╭─ 読解用の抜粋

例えば、CSの創設理由、実施上直面した問題点、重要な意志決定を任されるオートノミー(自主決定権)の実際、さらにCSが負うべき説明責任の取り方などである。 |
4,調査の方法
本研究で得られた知見は、次の3つの資料に依拠している。第一に1997−98年に開校されているすべてのCS一つ一つの電話インタビュー、第二に全米の91地域を限定した現場視察/調査、第三に各州のCS法の詳細な分析である。1995―96年度の調査対象校は252校、'96−97年度はさらに178校加わり、第3年度の'97−98年度にはさらに284校の増加をみた。調査回答率は78%から91%の範囲内であった。
第三次報告書の概要(要約)
チャーター・スクールと他の公立学校の大きな違いは、チャーターという州もしくは地方教育当局と締結する一種の契約書によって、一定の期間、公的資金が賦与されて学校を維持するという点である。この契約によって、チャーター・スクールは全ての公立学校に適用される法令規則に縛られることはない。そのかわり、生徒の学力向上とチャーターに明記された目標を達成するという責任が課せられる。
本報告書は1997−98年度に展開されたチャーター・スクールの活動状況に関する情報を提供している。これに続く第四次報告では、チャーター・スクール運動とそれがアメリカの公教育制度に及ぼす潜在的な影響、効果にかかわる広範な政策的諸問題を扱うことになろう。
1,急速な量的拡大
- 1998年に364校のCSが新たに設置され、全米で27州とワシントンDCで、併せて1050校のCSが稼働している。但し、同一のチャーターでいくつかのCSが分校化している個々の学校を個別に数えると、1998年9月の段階でその数は1129校に達している。
- CSを希望する人の数は高く、10校中7校が予約申し込み名簿(waiting list)を持っていると報告している。
- 1997―98年度中に、13校のCSが閉鎖に追い込まれており、1992年以来閉鎖したCSの総数は32校となった。これはCS全体のほぼ3%にあたる。
- 1997−98年度中にCSに通学する生徒は50000人増加し,CSの生徒総数は1998年6月の時点で23州とDCだけで160000人に上り、これは公立学校全体の0.6%にあたる。
- 1998年度中に、4州(ID、MO,VA、UT)でCS法が議会で採択され成立したので、CS法を有する州は33州とDCとなった。そのうちいくつかの州ではCS法を改正し、「認定されるチャーターの上限を増加させた」(2州)、「チャーターを認定する機関を拡げた」(2州)「既存の公立校からの転用しか認めなかったのを、新設校も認めた」(1州)、「CS運営資金の補助金を制度化した」(2州)「更新までの契約期間を延長した」(1州)等の改善がなされた。
2,チャーター・スクールの特色
ほとんどのチャーター・スクールは、新たに設置された小規模校である。1997−98年度に開校したCSはさらに顕著で、それまでのCSよりも新設校が多く、一層小規模化している。
- 一般の公立学校の一校あたり平均生徒数は486名であるのに対して、CSの場合は132名である。第2次報告(1996−97年度)では149名であった。
- 学校の学年構成には定型がなく、さまざまな学年グループのCSが多い。公立学校の一般的な類型にあわないK―12,K―8とか無学年制などのタイプは、一般の公立学校では1割以下であるが、CSの場合は4校中1校とその比率が高い。

╰─
╭─ 記録された情報

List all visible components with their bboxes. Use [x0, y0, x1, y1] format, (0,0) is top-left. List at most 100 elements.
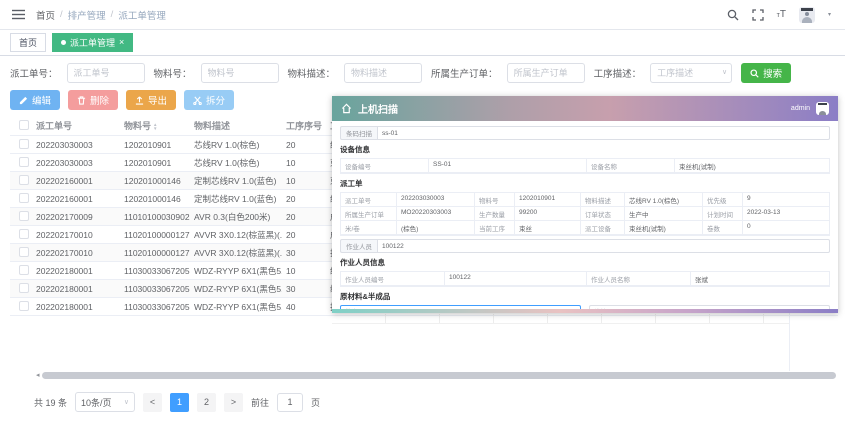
col-header-material-desc[interactable]: 物料描述	[190, 119, 282, 132]
field-value: (棕色)	[397, 221, 475, 235]
section-title-operator: 作业人员信息	[340, 257, 830, 268]
page-size-select[interactable]: 10条/页 ∨	[75, 392, 135, 412]
field-label: 派工单号	[341, 193, 397, 207]
field-value: 1202010901	[515, 193, 581, 207]
row-checkbox[interactable]	[19, 301, 29, 311]
page-button-2[interactable]: 2	[197, 393, 216, 412]
prod-order-input[interactable]	[507, 63, 585, 83]
font-size-icon[interactable]: тT	[777, 10, 786, 20]
next-page-button[interactable]: >	[224, 393, 243, 412]
table-cell: 20	[282, 230, 326, 240]
row-checkbox[interactable]	[19, 283, 29, 293]
field-value: 100122	[445, 272, 587, 286]
material-desc-input[interactable]	[344, 63, 422, 83]
row-checkbox[interactable]	[19, 139, 29, 149]
breadcrumb-home[interactable]: 首页	[36, 8, 55, 22]
split-button[interactable]: 拆分	[184, 90, 234, 110]
split-button-label: 拆分	[206, 93, 225, 107]
filter-bar: 派工单号： 物料号： 物料描述： 所属生产订单： 工序描述： ∨ 搜索	[0, 56, 845, 86]
home-icon	[341, 103, 352, 114]
operator-scan-label: 作业人员	[340, 239, 377, 253]
barcode-scan-label: 条码扫描	[340, 126, 377, 140]
operator-scan-input[interactable]	[377, 239, 830, 253]
table-cell: WDZ-RYYP 6X1(黑色5...	[190, 301, 282, 313]
edit-icon	[19, 96, 28, 105]
fullscreen-icon[interactable]	[752, 9, 764, 21]
export-button-label: 导出	[148, 93, 167, 107]
section-title-materials: 原材料&半成品	[340, 291, 830, 302]
row-checkbox[interactable]	[19, 175, 29, 185]
active-dot-icon	[61, 40, 66, 45]
row-checkbox-cell	[10, 211, 32, 223]
field-label: 当前工序	[475, 221, 515, 235]
field-value: 0	[743, 221, 829, 235]
table-grid-remnant	[332, 314, 789, 324]
equipment-info-grid: 设备编号 SS-01 设备名称 束丝机(试制)	[340, 158, 830, 174]
sort-icon[interactable]: ▲▼	[153, 123, 157, 131]
select-all-checkbox[interactable]	[19, 120, 29, 130]
table-cell: 202202160001	[32, 194, 120, 204]
row-checkbox-cell	[10, 229, 32, 241]
table-cell: 11020100000127	[120, 230, 190, 240]
page-size-value: 10条/页	[81, 396, 112, 409]
row-checkbox[interactable]	[19, 247, 29, 257]
user-avatar[interactable]	[799, 7, 815, 23]
search-icon[interactable]	[727, 9, 739, 21]
table-cell: 10	[282, 176, 326, 186]
field-label: 订单状态	[581, 207, 625, 221]
field-label: 物料号	[475, 193, 515, 207]
close-icon[interactable]: ×	[119, 38, 124, 47]
breadcrumb-item[interactable]: 排产管理	[68, 8, 106, 22]
page-button-1[interactable]: 1	[170, 393, 189, 412]
table-cell: 120201000146	[120, 176, 190, 186]
table-cell: 芯线RV 1.0(棕色)	[190, 139, 282, 151]
col-header-material-no[interactable]: 物料号▲▼	[120, 119, 190, 132]
horizontal-scrollbar[interactable]: ◂	[36, 371, 836, 379]
panel-title: 上机扫描	[358, 101, 398, 116]
table-cell: 20	[282, 140, 326, 150]
table-cell: AVVR 3X0.12(棕蓝黑)(...	[190, 229, 282, 241]
col-header-dispatch-no[interactable]: 派工单号	[32, 119, 120, 132]
table-cell: 202203030003	[32, 158, 120, 168]
chevron-down-icon[interactable]: ▾	[828, 11, 831, 18]
barcode-scan-input[interactable]	[377, 126, 830, 140]
row-checkbox[interactable]	[19, 193, 29, 203]
tab-home[interactable]: 首页	[10, 33, 46, 52]
field-value: 束丝	[515, 221, 581, 235]
process-desc-select-input[interactable]	[650, 63, 732, 83]
field-label: 计划时间	[703, 207, 743, 221]
navbar-actions: тT ▾	[727, 7, 831, 23]
dispatch-no-input[interactable]	[67, 63, 145, 83]
goto-unit: 页	[311, 396, 320, 409]
row-checkbox[interactable]	[19, 229, 29, 239]
sidebar-toggle-icon[interactable]	[12, 9, 25, 20]
search-button[interactable]: 搜索	[741, 63, 791, 83]
row-checkbox[interactable]	[19, 157, 29, 167]
edit-button[interactable]: 编辑	[10, 90, 60, 110]
table-cell: 定制芯线RV 1.0(蓝色)	[190, 175, 282, 187]
goto-page-input[interactable]	[277, 393, 303, 412]
scroll-left-icon[interactable]: ◂	[36, 372, 40, 379]
field-label: 所属生产订单	[341, 207, 397, 221]
table-cell: WDZ-RYYP 6X1(黑色5...	[190, 265, 282, 277]
table-cell: 定制芯线RV 1.0(蓝色)	[190, 193, 282, 205]
export-button[interactable]: 导出	[126, 90, 176, 110]
prev-page-button[interactable]: <	[143, 393, 162, 412]
tab-dispatch-management[interactable]: 派工单管理 ×	[52, 33, 133, 52]
field-value: 99200	[515, 207, 581, 221]
table-cell: 30	[282, 284, 326, 294]
col-header-process-seq[interactable]: 工序序号	[282, 119, 326, 132]
search-button-label: 搜索	[763, 66, 782, 80]
panel-user-avatar[interactable]	[816, 102, 829, 115]
row-checkbox-cell	[10, 175, 32, 187]
row-checkbox[interactable]	[19, 211, 29, 221]
row-checkbox-cell	[10, 265, 32, 277]
process-desc-select[interactable]: ∨	[650, 63, 732, 83]
table-cell: 202202170009	[32, 212, 120, 222]
panel-header: 上机扫描 admin	[332, 96, 838, 121]
panel-bottom-gradient-bar	[332, 309, 838, 313]
material-no-input[interactable]	[201, 63, 279, 83]
scrollbar-thumb[interactable]	[42, 372, 836, 379]
row-checkbox[interactable]	[19, 265, 29, 275]
delete-button[interactable]: 删除	[68, 90, 118, 110]
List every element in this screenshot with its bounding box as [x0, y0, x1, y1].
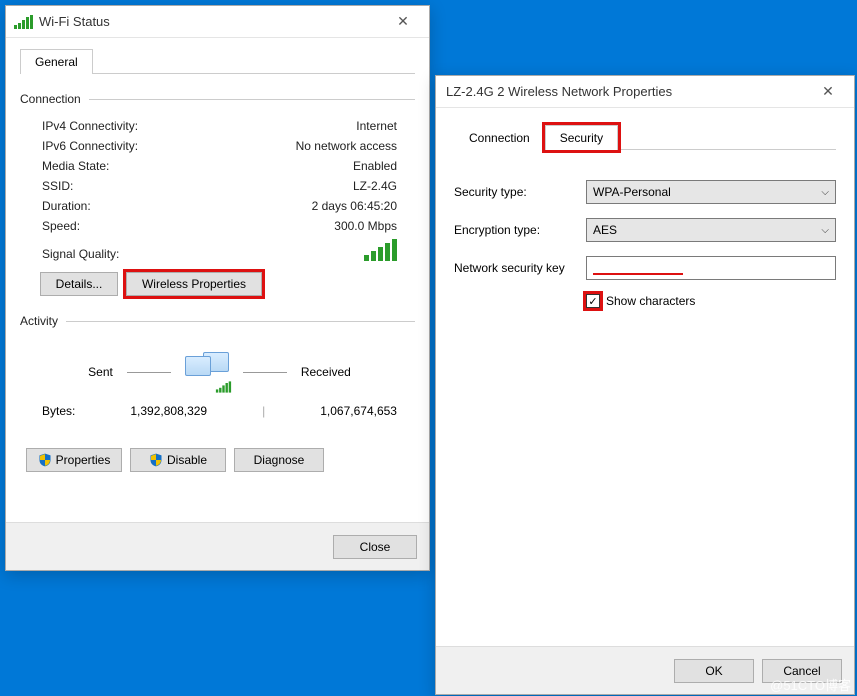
wifi-signal-icon: [14, 15, 33, 29]
network-monitor-icon: [185, 352, 229, 392]
network-properties-dialog: LZ-2.4G 2 Wireless Network Properties ✕ …: [435, 75, 855, 695]
row-ipv6: IPv6 Connectivity: No network access: [20, 136, 415, 156]
diagnose-button[interactable]: Diagnose: [234, 448, 324, 472]
security-type-label: Security type:: [454, 185, 586, 199]
wireless-properties-button[interactable]: Wireless Properties: [126, 272, 262, 296]
close-button[interactable]: Close: [333, 535, 417, 559]
security-type-select[interactable]: WPA-Personal ⌵: [586, 180, 836, 204]
activity-area: Sent Received Bytes: 1,392,808,329 | 1,0…: [20, 338, 415, 444]
encryption-type-select[interactable]: AES ⌵: [586, 218, 836, 242]
chevron-down-icon: ⌵: [821, 225, 829, 236]
props-title: LZ-2.4G 2 Wireless Network Properties: [446, 84, 810, 99]
bytes-sent: 1,392,808,329: [130, 404, 207, 418]
close-icon[interactable]: ✕: [810, 79, 846, 105]
row-security-type: Security type: WPA-Personal ⌵: [454, 180, 836, 204]
show-characters-label: Show characters: [606, 294, 695, 308]
security-key-value: [593, 261, 683, 275]
properties-button-label: Properties: [56, 453, 111, 467]
speed-label: Speed:: [42, 219, 80, 233]
row-signal: Signal Quality:: [20, 236, 415, 264]
ipv6-value: No network access: [296, 139, 397, 153]
wifi-status-dialog: Wi-Fi Status ✕ General Connection IPv4 C…: [5, 5, 430, 571]
security-type-value: WPA-Personal: [593, 185, 671, 199]
sent-received-row: Sent Received: [42, 352, 397, 392]
security-key-label: Network security key: [454, 261, 586, 275]
security-key-input[interactable]: [586, 256, 836, 280]
action-button-row: Properties Disable Diagnose: [20, 444, 415, 472]
wifi-tab-strip: General: [20, 48, 415, 74]
ipv4-label: IPv4 Connectivity:: [42, 119, 138, 133]
bytes-divider: |: [262, 404, 265, 418]
ok-button[interactable]: OK: [674, 659, 754, 683]
props-tab-strip: Connection Security: [454, 124, 836, 150]
show-characters-checkbox[interactable]: ✓: [586, 294, 600, 308]
bytes-row: Bytes: 1,392,808,329 | 1,067,674,653: [42, 398, 397, 434]
media-label: Media State:: [42, 159, 109, 173]
row-speed: Speed: 300.0 Mbps: [20, 216, 415, 236]
duration-value: 2 days 06:45:20: [312, 199, 397, 213]
media-value: Enabled: [353, 159, 397, 173]
bytes-label: Bytes:: [42, 404, 75, 418]
group-activity-label: Activity: [20, 314, 415, 328]
tab-security[interactable]: Security: [545, 125, 618, 150]
row-security-key: Network security key: [454, 256, 836, 280]
received-label: Received: [301, 365, 351, 379]
ssid-value: LZ-2.4G: [353, 179, 397, 193]
props-titlebar: LZ-2.4G 2 Wireless Network Properties ✕: [436, 76, 854, 108]
disable-button[interactable]: Disable: [130, 448, 226, 472]
tab-connection[interactable]: Connection: [454, 125, 545, 150]
wifi-body: General Connection IPv4 Connectivity: In…: [6, 38, 429, 482]
row-ssid: SSID: LZ-2.4G: [20, 176, 415, 196]
row-duration: Duration: 2 days 06:45:20: [20, 196, 415, 216]
encryption-type-value: AES: [593, 223, 617, 237]
details-button[interactable]: Details...: [40, 272, 118, 296]
signal-quality-icon: [364, 239, 397, 261]
connection-button-row: Details... Wireless Properties: [20, 264, 415, 310]
ipv4-value: Internet: [356, 119, 397, 133]
close-icon[interactable]: ✕: [385, 9, 421, 35]
shield-icon: [149, 453, 163, 467]
ssid-label: SSID:: [42, 179, 73, 193]
watermark: @51CTO博客: [770, 675, 851, 694]
encryption-type-label: Encryption type:: [454, 223, 586, 237]
speed-value: 300.0 Mbps: [334, 219, 397, 233]
row-media: Media State: Enabled: [20, 156, 415, 176]
props-body: Connection Security Security type: WPA-P…: [436, 108, 854, 308]
properties-button[interactable]: Properties: [26, 448, 122, 472]
chevron-down-icon: ⌵: [821, 187, 829, 198]
disable-button-label: Disable: [167, 453, 207, 467]
ipv6-label: IPv6 Connectivity:: [42, 139, 138, 153]
bytes-recv: 1,067,674,653: [320, 404, 397, 418]
tab-general[interactable]: General: [20, 49, 93, 74]
wifi-footer: Close: [6, 522, 429, 570]
wifi-title: Wi-Fi Status: [39, 14, 385, 29]
row-show-characters: ✓ Show characters: [586, 294, 836, 308]
row-ipv4: IPv4 Connectivity: Internet: [20, 116, 415, 136]
row-encryption-type: Encryption type: AES ⌵: [454, 218, 836, 242]
duration-label: Duration:: [42, 199, 91, 213]
signal-label: Signal Quality:: [42, 247, 119, 261]
group-connection-label: Connection: [20, 92, 415, 106]
wifi-titlebar: Wi-Fi Status ✕: [6, 6, 429, 38]
sent-line: [127, 372, 171, 373]
sent-label: Sent: [88, 365, 113, 379]
recv-line: [243, 372, 287, 373]
shield-icon: [38, 453, 52, 467]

╰─

- [問題] チャーター・スクールに関する抜粋によると、チャーター・スクールが全ての公立学校に適用される法令規則に縛られないのはなぜですか。その代わりに課されるものも含めて、1〜3文で説明してください。

- [本課題の解答] チャーター・スクールは、州もしくは地方教育当局と締結する一種の契約書であるチャーターによって、一定の期間、公的資金を賦与されて学校を維持しており、この契約によって全ての公立学校に適用される法令規則に縛られないからです。その代わりに、生徒の学力向上とチャーターに明記された目標を達成する責任が課せられます。